» **Problem statement**
Quote every line as written. Omit pictures.

» **Provided records**
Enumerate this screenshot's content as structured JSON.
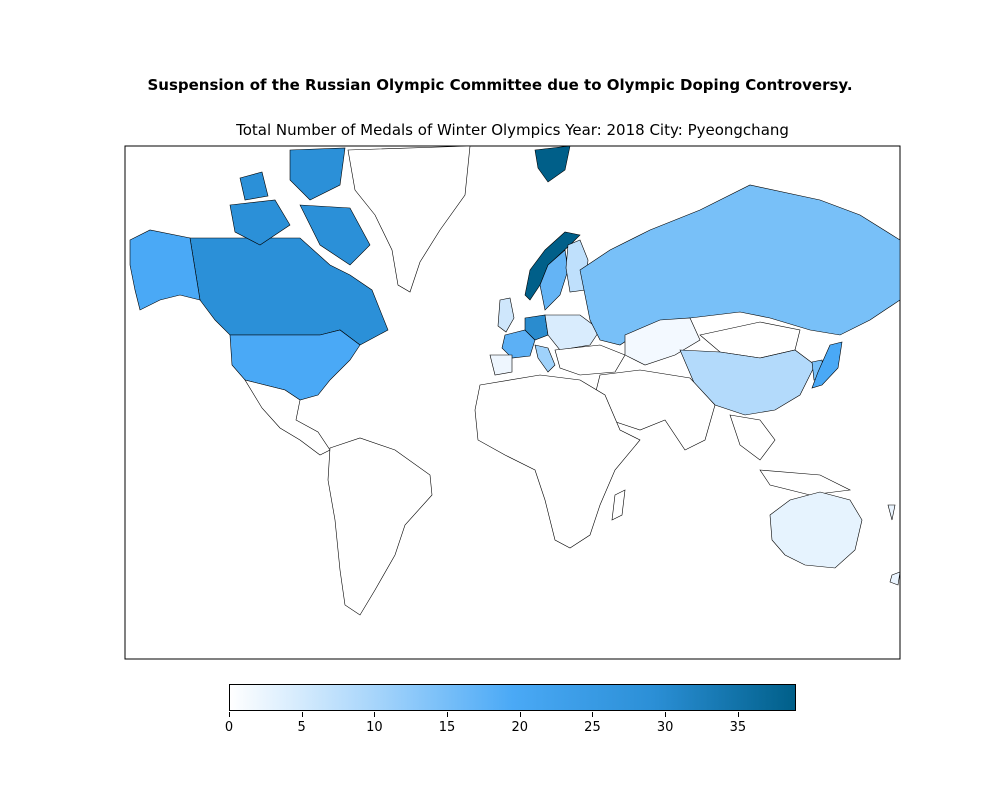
{
  "suptitle": "Suspension of the Russian Olympic Committee due to Olympic Doping Controversy.",
  "subtitle": "Total Number of Medals of Winter Olympics  Year: 2018  City: Pyeongchang",
  "colorbar": {
    "min": 0,
    "max": 39,
    "ticks": [
      "0",
      "5",
      "10",
      "15",
      "20",
      "25",
      "30",
      "35"
    ],
    "tick_values": [
      0,
      5,
      10,
      15,
      20,
      25,
      30,
      35
    ],
    "colors": [
      "#ffffff",
      "#a9d6fb",
      "#4aa9f6",
      "#2b8fd6",
      "#005f89"
    ]
  },
  "chart_data": {
    "type": "choropleth",
    "metric": "total medals",
    "regions": [
      {
        "name": "Norway",
        "value": 39
      },
      {
        "name": "Canada",
        "value": 29
      },
      {
        "name": "Germany",
        "value": 31
      },
      {
        "name": "United States",
        "value": 23
      },
      {
        "name": "Netherlands",
        "value": 20
      },
      {
        "name": "Sweden",
        "value": 14
      },
      {
        "name": "Switzerland",
        "value": 15
      },
      {
        "name": "France",
        "value": 15
      },
      {
        "name": "Austria",
        "value": 14
      },
      {
        "name": "Japan",
        "value": 13
      },
      {
        "name": "Italy",
        "value": 10
      },
      {
        "name": "Russia (OAR)",
        "value": 17
      },
      {
        "name": "South Korea",
        "value": 17
      },
      {
        "name": "China",
        "value": 9
      },
      {
        "name": "Czech Republic",
        "value": 7
      },
      {
        "name": "Finland",
        "value": 6
      },
      {
        "name": "Great Britain",
        "value": 5
      },
      {
        "name": "Belarus",
        "value": 3
      },
      {
        "name": "Slovakia",
        "value": 4
      },
      {
        "name": "Australia",
        "value": 3
      },
      {
        "name": "Poland",
        "value": 2
      },
      {
        "name": "Slovenia",
        "value": 2
      },
      {
        "name": "Spain",
        "value": 2
      },
      {
        "name": "Ukraine",
        "value": 1
      },
      {
        "name": "Belgium",
        "value": 1
      },
      {
        "name": "New Zealand",
        "value": 2
      },
      {
        "name": "Hungary",
        "value": 1
      },
      {
        "name": "Liechtenstein",
        "value": 1
      },
      {
        "name": "Kazakhstan",
        "value": 1
      }
    ]
  }
}
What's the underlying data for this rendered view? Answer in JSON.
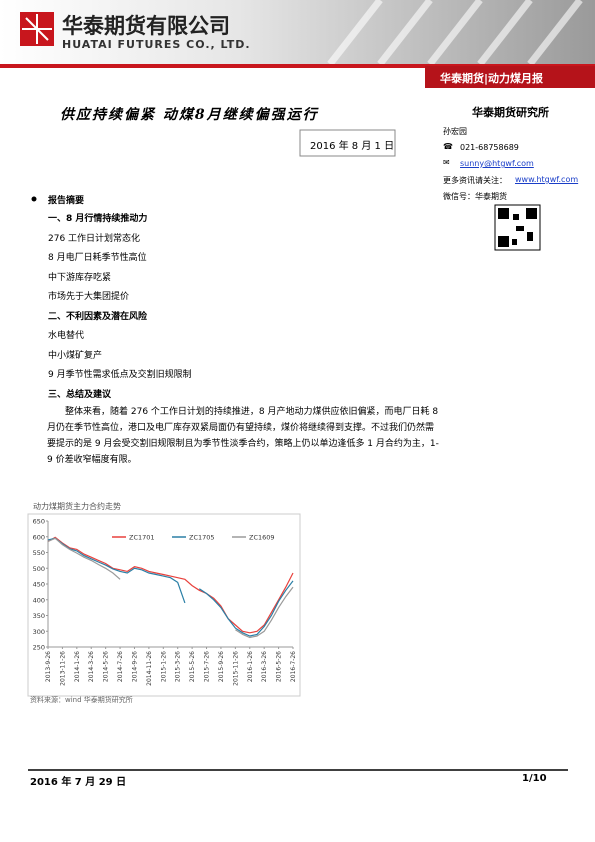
{
  "header": {
    "company_cn": "华泰期货有限公司",
    "company_en": "HUATAI FUTURES CO., LTD.",
    "banner": "华泰期货|动力煤月报"
  },
  "report": {
    "title": "供应持续偏紧  动煤8月继续偏强运行",
    "date": "2016 年 8 月 1 日"
  },
  "sidebar": {
    "org": "华泰期货研究所",
    "author": "孙宏园",
    "phone": "021-68758689",
    "email": "sunny@htgwf.com",
    "follow_label": "更多资讯请关注：",
    "website": "www.htgwf.com",
    "wechat": "微信号：华泰期货"
  },
  "summary": {
    "heading": "报告摘要",
    "sections": [
      {
        "heading": "一、8 月行情持续推动力",
        "items": [
          "276 工作日计划常态化",
          "8 月电厂日耗季节性高位",
          "中下游库存吃紧",
          "市场先于大集团提价"
        ]
      },
      {
        "heading": "二、不利因素及潜在风险",
        "items": [
          "水电替代",
          "中小煤矿复产",
          "9 月季节性需求低点及交割旧规限制"
        ]
      },
      {
        "heading": "三、总结及建议",
        "paragraph": "整体来看，随着 276 个工作日计划的持续推进，8 月产地动力煤供应依旧偏紧，而电厂日耗 8 月仍在季节性高位，港口及电厂库存双紧局面仍有望持续，煤价将继续得到支撑。不过我们仍然需要提示的是 9 月会受交割旧规限制且为季节性淡季合约，策略上仍以单边逢低多 1 月合约为主，1-9 价差收窄幅度有限。"
      }
    ]
  },
  "chart_data": {
    "type": "line",
    "title": "动力煤期货主力合约走势",
    "source": "资料来源：wind    华泰期货研究所",
    "categories": [
      "2013-9-26",
      null,
      "2013-11-26",
      null,
      "2014-1-26",
      null,
      "2014-3-26",
      null,
      "2014-5-26",
      null,
      "2014-7-26",
      null,
      "2014-9-26",
      null,
      "2014-11-26",
      null,
      "2015-1-26",
      null,
      "2015-3-26",
      null,
      "2015-5-26",
      null,
      "2015-7-26",
      null,
      "2015-9-26",
      null,
      "2015-11-26",
      null,
      "2016-1-26",
      null,
      "2016-3-26",
      null,
      "2016-5-26",
      null,
      "2016-7-26"
    ],
    "series": [
      {
        "name": "ZC1701",
        "color": "#e8413c",
        "values": [
          585,
          598,
          580,
          565,
          560,
          545,
          535,
          525,
          515,
          500,
          495,
          490,
          505,
          500,
          490,
          485,
          480,
          475,
          470,
          465,
          445,
          430,
          420,
          405,
          380,
          340,
          320,
          300,
          295,
          300,
          320,
          360,
          400,
          440,
          485
        ]
      },
      {
        "name": "ZC1705",
        "color": "#2a7fa6",
        "values": [
          590,
          595,
          578,
          562,
          555,
          540,
          530,
          520,
          510,
          498,
          490,
          485,
          500,
          495,
          485,
          480,
          475,
          470,
          455,
          390,
          null,
          435,
          420,
          400,
          375,
          340,
          310,
          295,
          285,
          290,
          315,
          350,
          395,
          430,
          460
        ]
      },
      {
        "name": "ZC1609",
        "color": "#9a9a9a",
        "values": [
          585,
          595,
          575,
          560,
          548,
          535,
          525,
          512,
          500,
          485,
          465,
          null,
          null,
          null,
          null,
          null,
          null,
          null,
          null,
          null,
          null,
          null,
          null,
          null,
          null,
          null,
          305,
          290,
          280,
          285,
          300,
          335,
          375,
          410,
          440
        ]
      }
    ],
    "ylim": [
      250,
      650
    ],
    "yticks": [
      250,
      300,
      350,
      400,
      450,
      500,
      550,
      600,
      650
    ]
  },
  "footer": {
    "date": "2016 年 7 月 29 日",
    "page": "1/10"
  }
}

» **Written solution**
Enumerate this screenshot's content as structured JSON.
{
  "suptitle": "Suspension of the Russian Olympic Committee due to Olympic Doping Controversy.",
  "subtitle": "Total Number of Medals of Winter Olympics  Year: 2018  City: Pyeongchang",
  "colorbar": {
    "min": 0,
    "max": 39,
    "ticks": [
      "0",
      "5",
      "10",
      "15",
      "20",
      "25",
      "30",
      "35"
    ],
    "tick_values": [
      0,
      5,
      10,
      15,
      20,
      25,
      30,
      35
    ],
    "colors": [
      "#ffffff",
      "#a9d6fb",
      "#4aa9f6",
      "#2b8fd6",
      "#005f89"
    ]
  },
  "chart_data": {
    "type": "choropleth",
    "metric": "total medals",
    "regions": [
      {
        "name": "Norway",
        "value": 39
      },
      {
        "name": "Canada",
        "value": 29
      },
      {
        "name": "Germany",
        "value": 31
      },
      {
        "name": "United States",
        "value": 23
      },
      {
        "name": "Netherlands",
        "value": 20
      },
      {
        "name": "Sweden",
        "value": 14
      },
      {
        "name": "Switzerland",
        "value": 15
      },
      {
        "name": "France",
        "value": 15
      },
      {
        "name": "Austria",
        "value": 14
      },
      {
        "name": "Japan",
        "value": 13
      },
      {
        "name": "Italy",
        "value": 10
      },
      {
        "name": "Russia (OAR)",
        "value": 17
      },
      {
        "name": "South Korea",
        "value": 17
      },
      {
        "name": "China",
        "value": 9
      },
      {
        "name": "Czech Republic",
        "value": 7
      },
      {
        "name": "Finland",
        "value": 6
      },
      {
        "name": "Great Britain",
        "value": 5
      },
      {
        "name": "Belarus",
        "value": 3
      },
      {
        "name": "Slovakia",
        "value": 4
      },
      {
        "name": "Australia",
        "value": 3
      },
      {
        "name": "Poland",
        "value": 2
      },
      {
        "name": "Slovenia",
        "value": 2
      },
      {
        "name": "Spain",
        "value": 2
      },
      {
        "name": "Ukraine",
        "value": 1
      },
      {
        "name": "Belgium",
        "value": 1
      },
      {
        "name": "New Zealand",
        "value": 2
      },
      {
        "name": "Hungary",
        "value": 1
      },
      {
        "name": "Liechtenstein",
        "value": 1
      },
      {
        "name": "Kazakhstan",
        "value": 1
      }
    ]
  }
}
What's the underlying data for this rendered view? Answer in JSON.
{
  "header": {
    "company_cn": "华泰期货有限公司",
    "company_en": "HUATAI FUTURES CO., LTD.",
    "banner": "华泰期货|动力煤月报"
  },
  "report": {
    "title": "供应持续偏紧  动煤8月继续偏强运行",
    "date": "2016 年 8 月 1 日"
  },
  "sidebar": {
    "org": "华泰期货研究所",
    "author": "孙宏园",
    "phone": "021-68758689",
    "email": "sunny@htgwf.com",
    "follow_label": "更多资讯请关注：",
    "website": "www.htgwf.com",
    "wechat": "微信号：华泰期货"
  },
  "summary": {
    "heading": "报告摘要",
    "sections": [
      {
        "heading": "一、8 月行情持续推动力",
        "items": [
          "276 工作日计划常态化",
          "8 月电厂日耗季节性高位",
          "中下游库存吃紧",
          "市场先于大集团提价"
        ]
      },
      {
        "heading": "二、不利因素及潜在风险",
        "items": [
          "水电替代",
          "中小煤矿复产",
          "9 月季节性需求低点及交割旧规限制"
        ]
      },
      {
        "heading": "三、总结及建议",
        "paragraph": "整体来看，随着 276 个工作日计划的持续推进，8 月产地动力煤供应依旧偏紧，而电厂日耗 8 月仍在季节性高位，港口及电厂库存双紧局面仍有望持续，煤价将继续得到支撑。不过我们仍然需要提示的是 9 月会受交割旧规限制且为季节性淡季合约，策略上仍以单边逢低多 1 月合约为主，1-9 价差收窄幅度有限。"
      }
    ]
  },
  "chart_data": {
    "type": "line",
    "title": "动力煤期货主力合约走势",
    "source": "资料来源：wind    华泰期货研究所",
    "categories": [
      "2013-9-26",
      null,
      "2013-11-26",
      null,
      "2014-1-26",
      null,
      "2014-3-26",
      null,
      "2014-5-26",
      null,
      "2014-7-26",
      null,
      "2014-9-26",
      null,
      "2014-11-26",
      null,
      "2015-1-26",
      null,
      "2015-3-26",
      null,
      "2015-5-26",
      null,
      "2015-7-26",
      null,
      "2015-9-26",
      null,
      "2015-11-26",
      null,
      "2016-1-26",
      null,
      "2016-3-26",
      null,
      "2016-5-26",
      null,
      "2016-7-26"
    ],
    "series": [
      {
        "name": "ZC1701",
        "color": "#e8413c",
        "values": [
          585,
          598,
          580,
          565,
          560,
          545,
          535,
          525,
          515,
          500,
          495,
          490,
          505,
          500,
          490,
          485,
          480,
          475,
          470,
          465,
          445,
          430,
          420,
          405,
          380,
          340,
          320,
          300,
          295,
          300,
          320,
          360,
          400,
          440,
          485
        ]
      },
      {
        "name": "ZC1705",
        "color": "#2a7fa6",
        "values": [
          590,
          595,
          578,
          562,
          555,
          540,
          530,
          520,
          510,
          498,
          490,
          485,
          500,
          495,
          485,
          480,
          475,
          470,
          455,
          390,
          null,
          435,
          420,
          400,
          375,
          340,
          310,
          295,
          285,
          290,
          315,
          350,
          395,
          430,
          460
        ]
      },
      {
        "name": "ZC1609",
        "color": "#9a9a9a",
        "values": [
          585,
          595,
          575,
          560,
          548,
          535,
          525,
          512,
          500,
          485,
          465,
          null,
          null,
          null,
          null,
          null,
          null,
          null,
          null,
          null,
          null,
          null,
          null,
          null,
          null,
          null,
          305,
          290,
          280,
          285,
          300,
          335,
          375,
          410,
          440
        ]
      }
    ],
    "ylim": [
      250,
      650
    ],
    "yticks": [
      250,
      300,
      350,
      400,
      450,
      500,
      550,
      600,
      650
    ]
  },
  "footer": {
    "date": "2016 年 7 月 29 日",
    "page": "1/10"
  }
}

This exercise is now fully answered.